- [Records to process]:
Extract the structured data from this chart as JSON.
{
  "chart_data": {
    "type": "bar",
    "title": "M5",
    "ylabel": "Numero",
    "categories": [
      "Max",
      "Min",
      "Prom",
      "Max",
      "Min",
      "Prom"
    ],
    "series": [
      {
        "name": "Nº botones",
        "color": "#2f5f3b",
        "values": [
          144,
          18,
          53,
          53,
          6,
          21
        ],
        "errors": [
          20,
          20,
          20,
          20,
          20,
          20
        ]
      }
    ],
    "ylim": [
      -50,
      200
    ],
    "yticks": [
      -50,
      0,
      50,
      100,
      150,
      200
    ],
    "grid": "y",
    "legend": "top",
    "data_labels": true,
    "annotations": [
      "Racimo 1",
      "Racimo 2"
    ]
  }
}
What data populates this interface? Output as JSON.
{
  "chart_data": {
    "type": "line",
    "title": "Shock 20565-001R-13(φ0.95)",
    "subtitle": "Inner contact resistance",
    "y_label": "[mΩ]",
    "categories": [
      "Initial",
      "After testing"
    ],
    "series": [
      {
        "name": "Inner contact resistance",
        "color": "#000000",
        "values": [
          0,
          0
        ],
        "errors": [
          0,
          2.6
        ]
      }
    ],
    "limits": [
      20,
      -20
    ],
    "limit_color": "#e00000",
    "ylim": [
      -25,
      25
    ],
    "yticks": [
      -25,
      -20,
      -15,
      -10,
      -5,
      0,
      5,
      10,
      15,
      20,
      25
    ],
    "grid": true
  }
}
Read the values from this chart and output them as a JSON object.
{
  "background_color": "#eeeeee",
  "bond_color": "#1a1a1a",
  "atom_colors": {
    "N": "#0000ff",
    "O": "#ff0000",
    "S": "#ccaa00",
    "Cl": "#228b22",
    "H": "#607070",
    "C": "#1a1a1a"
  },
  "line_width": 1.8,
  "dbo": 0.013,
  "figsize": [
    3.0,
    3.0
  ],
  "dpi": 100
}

- [Aim]: From the line holding "What data populates" down to the final line above, quote every line exactly and only those lines.

- [Exercise response]:
What data populates this interface? Output as JSON.
{
  "chart_data": {
    "type": "line",
    "title": "Shock 20565-001R-13(φ0.95)",
    "subtitle": "Inner contact resistance",
    "y_label": "[mΩ]",
    "categories": [
      "Initial",
      "After testing"
    ],
    "series": [
      {
        "name": "Inner contact resistance",
        "color": "#000000",
        "values": [
          0,
          0
        ],
        "errors": [
          0,
          2.6
        ]
      }
    ],
    "limits": [
      20,
      -20
    ],
    "limit_color": "#e00000",
    "ylim": [
      -25,
      25
    ],
    "yticks": [
      -25,
      -20,
      -15,
      -10,
      -5,
      0,
      5,
      10,
      15,
      20,
      25
    ],
    "grid": true
  }
}
Read the values from this chart and output them as a JSON object.
{
  "background_color": "#eeeeee",
  "bond_color": "#1a1a1a",
  "atom_colors": {
    "N": "#0000ff",
    "O": "#ff0000",
    "S": "#ccaa00",
    "Cl": "#228b22",
    "H": "#607070",
    "C": "#1a1a1a"
  },
  "line_width": 1.8,
  "dbo": 0.013,
  "figsize": [
    3.0,
    3.0
  ],
  "dpi": 100
}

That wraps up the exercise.